[Source data]
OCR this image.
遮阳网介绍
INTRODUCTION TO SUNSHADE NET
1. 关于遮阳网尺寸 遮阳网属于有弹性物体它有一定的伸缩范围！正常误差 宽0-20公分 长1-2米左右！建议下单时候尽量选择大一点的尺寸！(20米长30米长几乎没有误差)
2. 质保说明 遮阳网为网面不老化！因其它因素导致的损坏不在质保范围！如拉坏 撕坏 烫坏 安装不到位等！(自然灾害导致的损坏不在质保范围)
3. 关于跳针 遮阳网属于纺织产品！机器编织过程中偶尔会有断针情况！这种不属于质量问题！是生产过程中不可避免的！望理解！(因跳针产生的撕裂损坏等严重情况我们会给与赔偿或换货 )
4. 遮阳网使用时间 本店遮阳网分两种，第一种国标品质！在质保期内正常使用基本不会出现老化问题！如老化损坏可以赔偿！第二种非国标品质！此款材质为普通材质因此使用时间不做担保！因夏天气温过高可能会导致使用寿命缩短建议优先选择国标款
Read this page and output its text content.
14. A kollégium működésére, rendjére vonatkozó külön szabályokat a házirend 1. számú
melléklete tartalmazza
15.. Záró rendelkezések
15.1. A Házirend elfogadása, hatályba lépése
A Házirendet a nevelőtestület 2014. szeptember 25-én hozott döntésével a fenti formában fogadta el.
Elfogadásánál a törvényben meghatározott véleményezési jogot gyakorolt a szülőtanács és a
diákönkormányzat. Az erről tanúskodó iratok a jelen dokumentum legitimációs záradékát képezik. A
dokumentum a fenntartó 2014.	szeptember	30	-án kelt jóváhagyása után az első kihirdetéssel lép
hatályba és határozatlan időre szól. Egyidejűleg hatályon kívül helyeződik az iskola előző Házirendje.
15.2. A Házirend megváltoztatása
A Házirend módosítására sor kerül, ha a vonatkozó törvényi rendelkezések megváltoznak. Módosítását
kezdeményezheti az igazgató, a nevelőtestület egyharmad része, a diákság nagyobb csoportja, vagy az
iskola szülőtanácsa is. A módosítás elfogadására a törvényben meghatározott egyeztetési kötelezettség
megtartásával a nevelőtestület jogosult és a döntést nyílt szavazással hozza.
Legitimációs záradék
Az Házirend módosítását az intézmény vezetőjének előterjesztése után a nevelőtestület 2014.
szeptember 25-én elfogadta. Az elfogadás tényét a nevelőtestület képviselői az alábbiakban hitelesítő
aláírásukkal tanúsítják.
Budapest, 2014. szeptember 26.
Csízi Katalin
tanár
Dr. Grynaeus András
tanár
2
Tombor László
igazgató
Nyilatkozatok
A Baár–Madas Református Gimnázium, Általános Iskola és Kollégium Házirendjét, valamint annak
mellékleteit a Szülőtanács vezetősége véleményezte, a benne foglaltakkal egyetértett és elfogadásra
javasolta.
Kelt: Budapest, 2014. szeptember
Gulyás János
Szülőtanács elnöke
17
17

[Exercise brief]
Pull out each line of the listing that holds the string "Budapest".

[Result]
Budapest, 2014. szeptember 26.
Kelt: Budapest, 2014. szeptember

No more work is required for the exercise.